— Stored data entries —
▽

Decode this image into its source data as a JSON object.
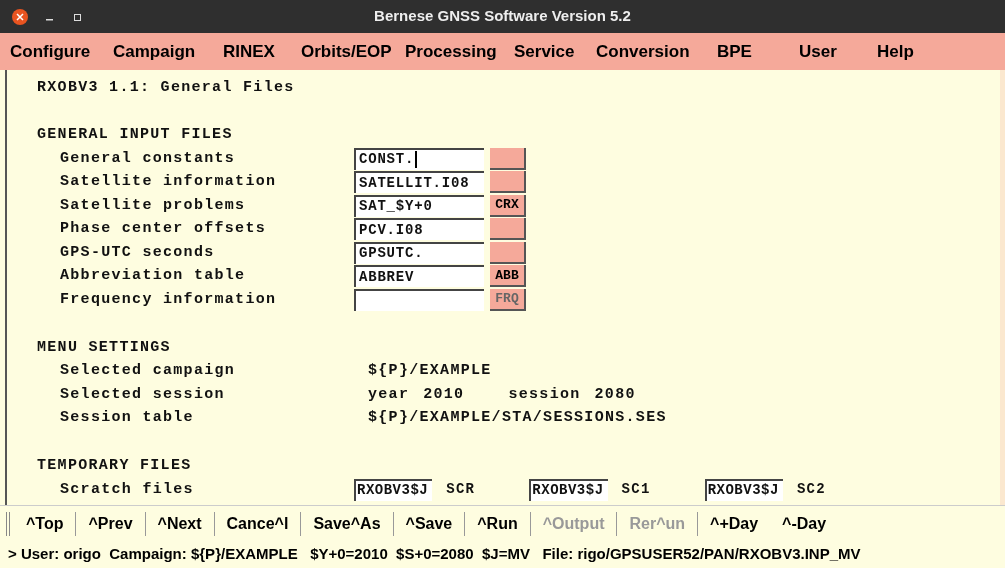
{
  "window": {
    "title": "Bernese GNSS Software Version 5.2"
  },
  "menu": [
    "Configure",
    "Campaign",
    "RINEX",
    "Orbits/EOP",
    "Processing",
    "Service",
    "Conversion",
    "BPE",
    "User",
    "Help"
  ],
  "panel_title": "RXOBV3 1.1: General Files",
  "sections": [
    {
      "heading": "GENERAL INPUT FILES",
      "rows": [
        {
          "kind": "file",
          "label": "General constants",
          "value": "CONST.",
          "focused": true
        },
        {
          "kind": "file",
          "label": "Satellite information",
          "value": "SATELLIT.I08",
          "focused": false
        },
        {
          "kind": "file",
          "label": "Satellite problems",
          "value": "SAT_$Y+0",
          "focused": false,
          "button": {
            "label": "CRX",
            "disabled": false
          }
        },
        {
          "kind": "file",
          "label": "Phase center offsets",
          "value": "PCV.I08",
          "focused": false
        },
        {
          "kind": "file",
          "label": "GPS-UTC seconds",
          "value": "GPSUTC.",
          "focused": false
        },
        {
          "kind": "file",
          "label": "Abbreviation table",
          "value": "ABBREV",
          "focused": false,
          "button": {
            "label": "ABB",
            "disabled": false
          }
        },
        {
          "kind": "file",
          "label": "Frequency information",
          "focused": false,
          "button": {
            "label": "FRQ",
            "disabled": true
          }
        }
      ]
    },
    {
      "heading": "MENU SETTINGS",
      "rows": [
        {
          "kind": "text",
          "label": "Selected campaign",
          "parts": [
            "${P}/EXAMPLE"
          ]
        },
        {
          "kind": "text",
          "label": "Selected session",
          "parts": [
            "year",
            "2010",
            "session",
            "2080"
          ]
        },
        {
          "kind": "text",
          "label": "Session table",
          "parts": [
            "${P}/EXAMPLE/STA/SESSIONS.SES"
          ]
        }
      ]
    },
    {
      "heading": "TEMPORARY FILES",
      "rows": [
        {
          "kind": "scratch",
          "label": "Scratch files",
          "items": [
            {
              "value": "RXOBV3$J",
              "ext": "SCR"
            },
            {
              "value": "RXOBV3$J",
              "ext": "SC1"
            },
            {
              "value": "RXOBV3$J",
              "ext": "SC2"
            }
          ]
        }
      ]
    }
  ],
  "toolbar": [
    {
      "label": "^Top",
      "disabled": false
    },
    {
      "label": "^Prev",
      "disabled": false
    },
    {
      "label": "^Next",
      "disabled": false
    },
    {
      "label": "Cance^l",
      "disabled": false
    },
    {
      "label": "Save^As",
      "disabled": false
    },
    {
      "label": "^Save",
      "disabled": false
    },
    {
      "label": "^Run",
      "disabled": false
    },
    {
      "label": "^Output",
      "disabled": true
    },
    {
      "label": "Rer^un",
      "disabled": true
    },
    {
      "label": "^+Day",
      "disabled": false
    },
    {
      "label": "^-Day",
      "disabled": false
    }
  ],
  "status_bar": "> User: origo  Campaign: ${P}/EXAMPLE   $Y+0=2010  $S+0=2080  $J=MV   File: rigo/GPSUSER52/PAN/RXOBV3.INP_MV"
}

△

Say how many lines in the records hold "User", with the number as the whole reply.

— REPLY —
2